PROBLEM TO SOLVE:
Please write the next part of the forum thread about safe paint for a degu cage, starting right after its final line.

EXCERPT:
# safe paint



## ikikata

hi
im building a cage for my degu's and was wondering if anyone knew any safe, wipeable paint i could use. i cant't find anywhere that does animal safe paint but my friend told me that i can use child friendly paint that people use to paint baby toys, that their babies will chew.
thanks


----------



## Midnight

I really don't know i have 9 Degu's and always use safe wood that is natural ..i sure wouldn't paint it ...


----------



## ikikata

The cage im building is 5 ft by 3 ft so i cant really buy it in pine because it would cost a fortune. So someone told me that they bulid there cage for their chins and goo's out of mdf then paint it with safe paint then put mesh over the sides, this way they cant chew it and its wipeable.


----------



## srhdufe

ikikata said:


> hi
> im building a cage for my degu's and was wondering if anyone knew any safe, wipeable paint i could use. i cant't find anywhere that does animal safe paint but my friend told me that i can use child friendly paint that people use to paint baby toys, that their babies will chew.

SUPPLIED MATERIAL:
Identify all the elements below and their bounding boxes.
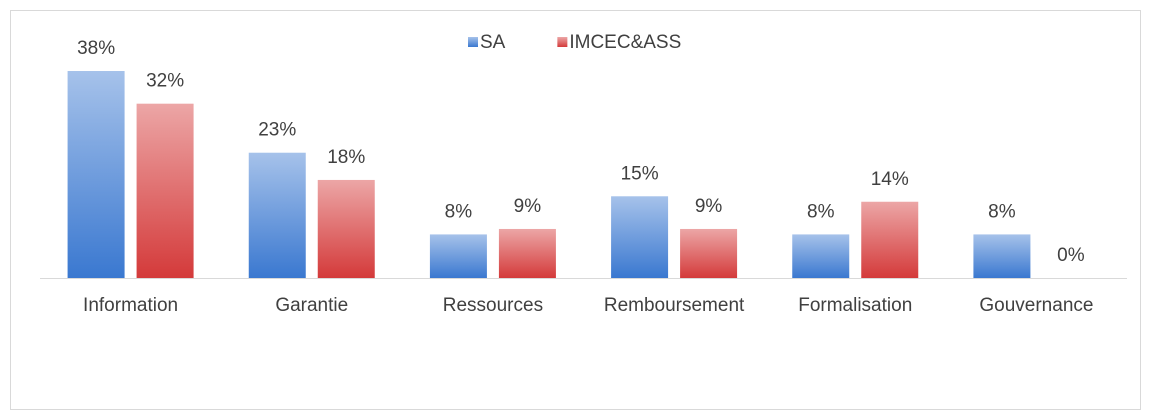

EXERCISE RESULT:
> thanks


Pets at home sell animal safe hutch and cage stain... Its about £5 a can


----------



## ikikata

kl, thanks ill check it out


----------



## ikikata

can i put it over paint?


----------



## srhdufe

not sure... have a look on the tin


----------



## ikikata

kk, thanks


----------



## ikikata

i've found the perfect solution! Im going to do a undrcoat, then paint it a cream colour then put a wipeable gloss finish on it! (which is made for children toys, so it should be safe!)
this is the link, check it out and tell me what you think 

"International" International Japlac High Gloss Finish at Focus


----------



## srhdufe

Should be ok


----------



## ikikata

yay!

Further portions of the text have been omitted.